> Description of the task: Omit every image, and transcribe the remaining entries exactly as given.

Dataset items
□ □ □ □ □ □ □

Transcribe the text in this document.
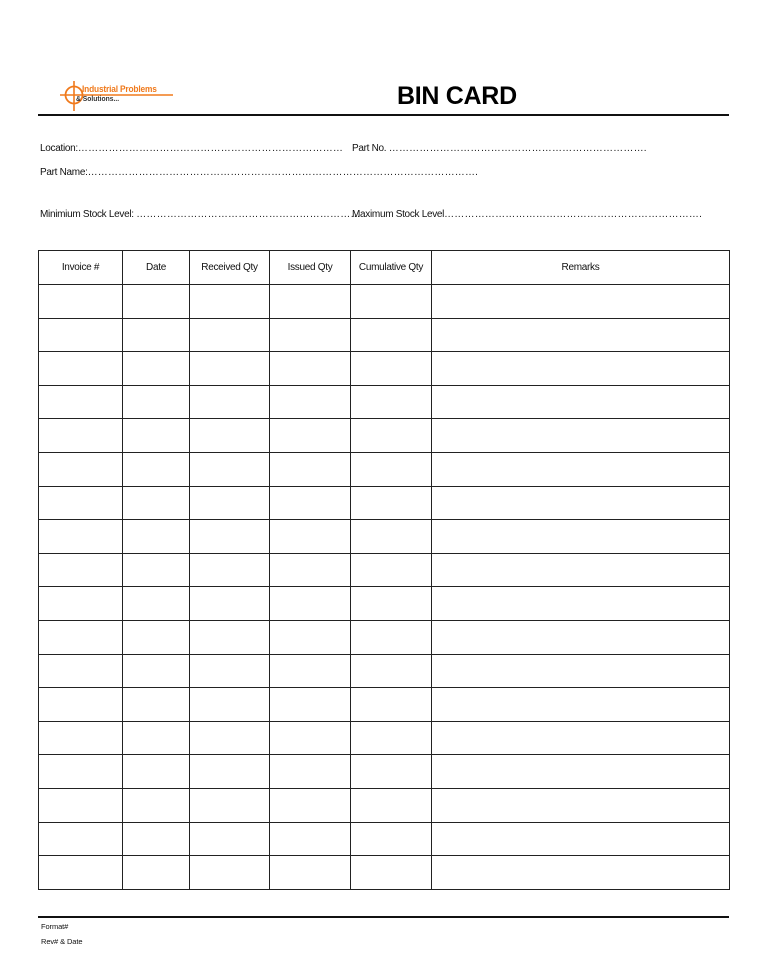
Industrial Problems
& Solutions...	BIN CARD
Location:…………………………………………………………………… Part No. ………………………………………………………………….
Part Name:…………………………………………………………………………………………………….
Minimium Stock Level: …………………………………………………………
Maximum Stock Level………………………………………………………………….
Invoice #	Date	Received Qty	Issued Qty	Cumulative Qty	Remarks

Format#
Rev# & Date
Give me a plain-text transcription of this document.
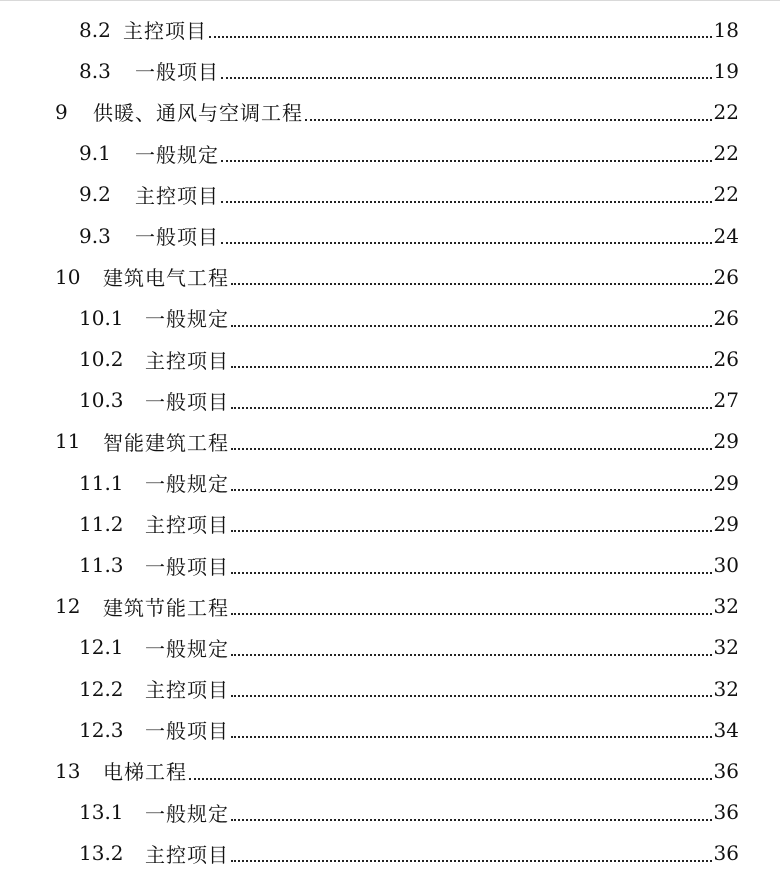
8.2 主控项目	18
8.3	一般项目	19
9	供暖、通风与空调工程	22
9.1	一般规定	22
9.2	主控项目	22
9.3	一般项目	24
10	建筑电气工程	26
10.1	一般规定	26
10.2	主控项目	26
10.3	一般项目	27
11	智能建筑工程	29
11.1	一般规定	29
11.2	主控项目	29
11.3	一般项目	30
12	建筑节能工程	32
12.1	一般规定	32
12.2	主控项目	32
12.3	一般项目	34
13	电梯工程	36
13.1	一般规定	36
13.2	主控项目	36
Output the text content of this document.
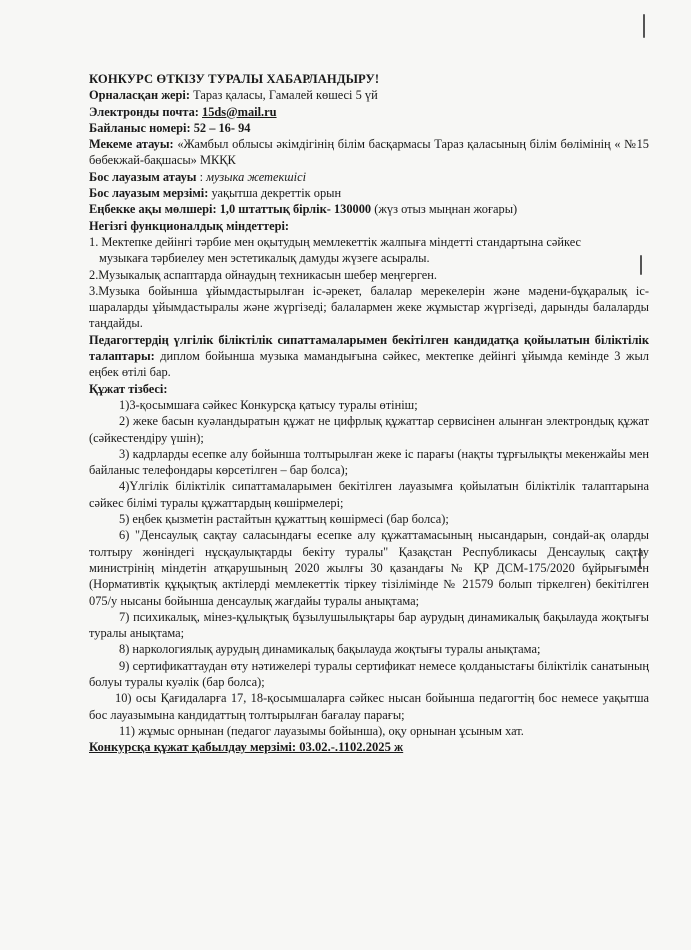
КОНКУРС ӨТКІЗУ ТУРАЛЫ ХАБАРЛАНДЫРУ!

Орналасқан жері: Тараз қаласы, Гамалей көшесі 5 үй

Электронды почта: 15ds@mail.ru

Байланыс номері: 52 – 16- 94

Мекеме атауы: «Жамбыл облысы әкімдігінің білім басқармасы Тараз қаласының білім бөлімінің « №15 бөбекжай-бақшасы» МКҚК

Бос лауазым атауы : музыка жетекшісі

Бос лауазым мерзімі: уақытша декреттік орын

Еңбекке ақы мөлшері: 1,0 штаттық бірлік- 130000 (жүз отыз мыңнан жоғары)

Негізгі функционалдық міндеттері:

1. Мектепке дейінгі тәрбие мен оқытудың мемлекеттік жалпыға міндетті стандартына сәйкес музыкаға тәрбиелеу мен эстетикалық дамуды жүзеге асыралы.

2.Музыкалық аспаптарда ойнаудың техникасын шебер меңгерген.

3.Музыка бойынша ұйымдастырылған іс-әрекет, балалар мерекелерін және мәдени-бұқаралық іс-шараларды ұйымдастыралы және жүргізеді; балалармен жеке жұмыстар жүргізеді, дарынды балаларды таңдайды.

Педагогтердің үлгілік біліктілік сипаттамаларымен бекітілген кандидатқа қойылатын біліктілік талаптары: диплом бойынша музыка мамандығына сәйкес, мектепке дейінгі ұйымда кемінде 3 жыл еңбек өтілі бар.

Құжат тізбесі:

1)3-қосымшаға сәйкес Конкурсқа қатысу туралы өтініш;

2) жеке басын куәландыратын құжат не цифрлық құжаттар сервисінен алынған электрондық құжат (сәйкестендіру үшін);

3) кадрларды есепке алу бойынша толтырылған жеке іс парағы (нақты тұрғылықты мекенжайы мен байланыс телефондары көрсетілген – бар болса);

4)Үлгілік біліктілік сипаттамаларымен бекітілген лауазымға қойылатын біліктілік талаптарына сәйкес білімі туралы құжаттардың көшірмелері;

5) еңбек қызметін растайтын құжаттың көшірмесі (бар болса);

6) "Денсаулық сақтау саласындағы есепке алу құжаттамасының нысандарын, сондай-ақ оларды толтыру жөніндегі нұсқаулықтарды бекіту туралы" Қазақстан Республикасы Денсаулық сақтау министрінің міндетін атқарушының 2020 жылғы 30 қазандағы № ҚР ДСМ-175/2020 бұйрығымен (Нормативтік құқықтық актілерді мемлекеттік тіркеу тізілімінде № 21579 болып тіркелген) бекітілген 075/у нысаны бойынша денсаулық жағдайы туралы анықтама;

7) психикалық, мінез-құлықтық бұзылушылықтары бар аурудың динамикалық бақылауда жоқтығы туралы анықтама;

8) наркологиялық аурудың динамикалық бақылауда жоқтығы туралы анықтама;

9) сертификаттаудан өту нәтижелері туралы сертификат немесе қолданыстағы біліктілік санатының болуы туралы куәлік (бар болса);

10) осы Қағидаларға 17, 18-қосымшаларға сәйкес нысан бойынша педагогтің бос немесе уақытша бос лауазымына кандидаттың толтырылған бағалау парағы;

11) жұмыс орнынан (педагог лауазымы бойынша), оқу орнынан ұсыным хат.

Конкурсқа құжат қабылдау мерзімі: 03.02.-.1102.2025 ж
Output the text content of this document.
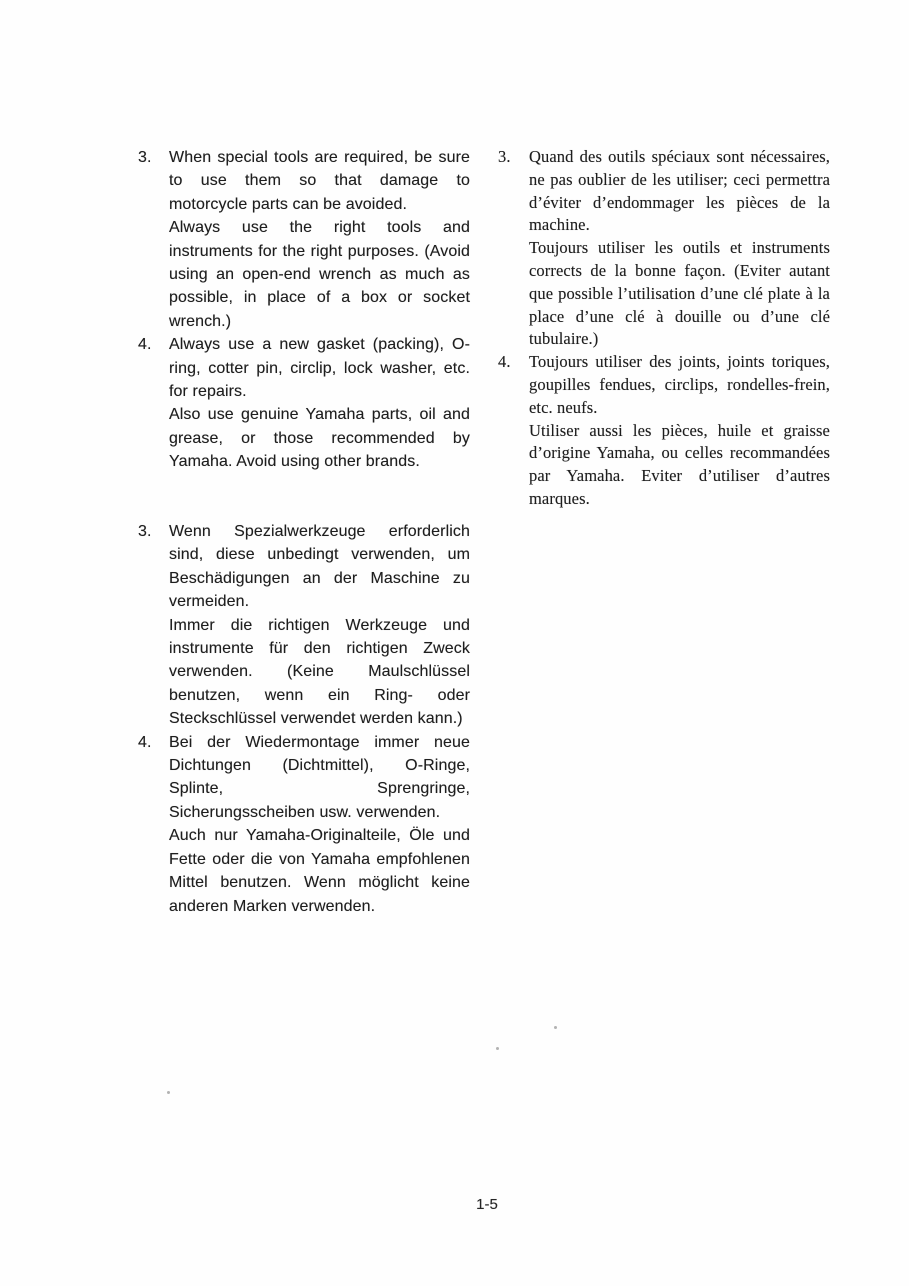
3.	When special tools are required, be sure to use them so that damage to motorcycle parts can be avoided.

Always use the right tools and instruments for the right purposes. (Avoid using an open-end wrench as much as possible, in place of a box or socket wrench.)

4.	Always use a new gasket (packing), O-ring, cotter pin, circlip, lock washer, etc. for repairs.

Also use genuine Yamaha parts, oil and grease, or those recommended by Yamaha. Avoid using other brands.

3.	Quand des outils spéciaux sont nécessaires, ne pas oublier de les utiliser; ceci permettra d’éviter d’endommager les pièces de la machine.

Toujours utiliser les outils et instruments corrects de la bonne façon. (Eviter autant que possible l’utilisation d’une clé plate à la place d’une clé à douille ou d’une clé tubulaire.)

4.	Toujours utiliser des joints, joints toriques, goupilles fendues, circlips, rondelles-frein, etc. neufs.

Utiliser aussi les pièces, huile et graisse d’origine Yamaha, ou celles recommandées par Yamaha. Eviter d’utiliser d’autres marques.

3.	Wenn Spezialwerkzeuge erforderlich sind, diese unbedingt verwenden, um Beschädigungen an der Maschine zu vermeiden.

Immer die richtigen Werkzeuge und instrumente für den richtigen Zweck verwenden. (Keine Maulschlüssel benutzen, wenn ein Ring- oder Steckschlüssel verwendet werden kann.)

4.	Bei der Wiedermontage immer neue Dichtungen (Dichtmittel), O-Ringe, Splinte, Sprengringe, Sicherungsscheiben usw. verwenden.

Auch nur Yamaha-Originalteile, Öle und Fette oder die von Yamaha empfohlenen Mittel benutzen. Wenn möglicht keine anderen Marken verwenden.

1-5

□ □ □ □ □ □ □

> Answer below:
Transcribe the text in this document.
Industrial Problems
& Solutions...	BIN CARD
Location:…………………………………………………………………… Part No. ………………………………………………………………….
Part Name:…………………………………………………………………………………………………….
Minimium Stock Level: …………………………………………………………
Maximum Stock Level………………………………………………………………….
Invoice #	Date	Received Qty	Issued Qty	Cumulative Qty	Remarks

Format#
Rev# & Date
Give me a plain-text transcription of this document.
8.2 主控项目	18
8.3	一般项目	19
9	供暖、通风与空调工程	22
9.1	一般规定	22
9.2	主控项目	22
9.3	一般项目	24
10	建筑电气工程	26
10.1	一般规定	26
10.2	主控项目	26
10.3	一般项目	27
11	智能建筑工程	29
11.1	一般规定	29
11.2	主控项目	29
11.3	一般项目	30
12	建筑节能工程	32
12.1	一般规定	32
12.2	主控项目	32
12.3	一般项目	34
13	电梯工程	36
13.1	一般规定	36
13.2	主控项目	36
Output the text content of this document.
КОНКУРС ӨТКІЗУ ТУРАЛЫ ХАБАРЛАНДЫРУ!

Орналасқан жері: Тараз қаласы, Гамалей көшесі 5 үй

Электронды почта: 15ds@mail.ru

Байланыс номері: 52 – 16- 94

Мекеме атауы: «Жамбыл облысы әкімдігінің білім басқармасы Тараз қаласының білім бөлімінің « №15 бөбекжай-бақшасы» МКҚК

Бос лауазым атауы : музыка жетекшісі

Бос лауазым мерзімі: уақытша декреттік орын

Еңбекке ақы мөлшері: 1,0 штаттық бірлік- 130000 (жүз отыз мыңнан жоғары)

Негізгі функционалдық міндеттері:

1. Мектепке дейінгі тәрбие мен оқытудың мемлекеттік жалпыға міндетті стандартына сәйкес музыкаға тәрбиелеу мен эстетикалық дамуды жүзеге асыралы.

2.Музыкалық аспаптарда ойнаудың техникасын шебер меңгерген.

3.Музыка бойынша ұйымдастырылған іс-әрекет, балалар мерекелерін және мәдени-бұқаралық іс-шараларды ұйымдастыралы және жүргізеді; балалармен жеке жұмыстар жүргізеді, дарынды балаларды таңдайды.

Педагогтердің үлгілік біліктілік сипаттамаларымен бекітілген кандидатқа қойылатын біліктілік талаптары: диплом бойынша музыка мамандығына сәйкес, мектепке дейінгі ұйымда кемінде 3 жыл еңбек өтілі бар.

Құжат тізбесі:

1)3-қосымшаға сәйкес Конкурсқа қатысу туралы өтініш;

2) жеке басын куәландыратын құжат не цифрлық құжаттар сервисінен алынған электрондық құжат (сәйкестендіру үшін);

3) кадрларды есепке алу бойынша толтырылған жеке іс парағы (нақты тұрғылықты мекенжайы мен байланыс телефондары көрсетілген – бар болса);

4)Үлгілік біліктілік сипаттамаларымен бекітілген лауазымға қойылатын біліктілік талаптарына сәйкес білімі туралы құжаттардың көшірмелері;

5) еңбек қызметін растайтын құжаттың көшірмесі (бар болса);

6) "Денсаулық сақтау саласындағы есепке алу құжаттамасының нысандарын, сондай-ақ оларды толтыру жөніндегі нұсқаулықтарды бекіту туралы" Қазақстан Республикасы Денсаулық сақтау министрінің міндетін атқарушының 2020 жылғы 30 қазандағы № ҚР ДСМ-175/2020 бұйрығымен (Нормативтік құқықтық актілерді мемлекеттік тіркеу тізілімінде № 21579 болып тіркелген) бекітілген 075/у нысаны бойынша денсаулық жағдайы туралы анықтама;

7) психикалық, мінез-құлықтық бұзылушылықтары бар аурудың динамикалық бақылауда жоқтығы туралы анықтама;

8) наркологиялық аурудың динамикалық бақылауда жоқтығы туралы анықтама;

9) сертификаттаудан өту нәтижелері туралы сертификат немесе қолданыстағы біліктілік санатының болуы туралы куәлік (бар болса);

10) осы Қағидаларға 17, 18-қосымшаларға сәйкес нысан бойынша педагогтің бос немесе уақытша бос лауазымына кандидаттың толтырылған бағалау парағы;

11) жұмыс орнынан (педагог лауазымы бойынша), оқу орнынан ұсыным хат.

Конкурсқа құжат қабылдау мерзімі: 03.02.-.1102.2025 ж
Output the text content of this document.
3.	When special tools are required, be sure to use them so that damage to motorcycle parts can be avoided.

Always use the right tools and instruments for the right purposes. (Avoid using an open-end wrench as much as possible, in place of a box or socket wrench.)

4.	Always use a new gasket (packing), O-ring, cotter pin, circlip, lock washer, etc. for repairs.

Also use genuine Yamaha parts, oil and grease, or those recommended by Yamaha. Avoid using other brands.

3.	Quand des outils spéciaux sont nécessaires, ne pas oublier de les utiliser; ceci permettra d’éviter d’endommager les pièces de la machine.

Toujours utiliser les outils et instruments corrects de la bonne façon. (Eviter autant que possible l’utilisation d’une clé plate à la place d’une clé à douille ou d’une clé tubulaire.)

4.	Toujours utiliser des joints, joints toriques, goupilles fendues, circlips, rondelles-frein, etc. neufs.

Utiliser aussi les pièces, huile et graisse d’origine Yamaha, ou celles recommandées par Yamaha. Eviter d’utiliser d’autres marques.

3.	Wenn Spezialwerkzeuge erforderlich sind, diese unbedingt verwenden, um Beschädigungen an der Maschine zu vermeiden.

Immer die richtigen Werkzeuge und instrumente für den richtigen Zweck verwenden. (Keine Maulschlüssel benutzen, wenn ein Ring- oder Steckschlüssel verwendet werden kann.)

4.	Bei der Wiedermontage immer neue Dichtungen (Dichtmittel), O-Ringe, Splinte, Sprengringe, Sicherungsscheiben usw. verwenden.

Auch nur Yamaha-Originalteile, Öle und Fette oder die von Yamaha empfohlenen Mittel benutzen. Wenn möglicht keine anderen Marken verwenden.

1-5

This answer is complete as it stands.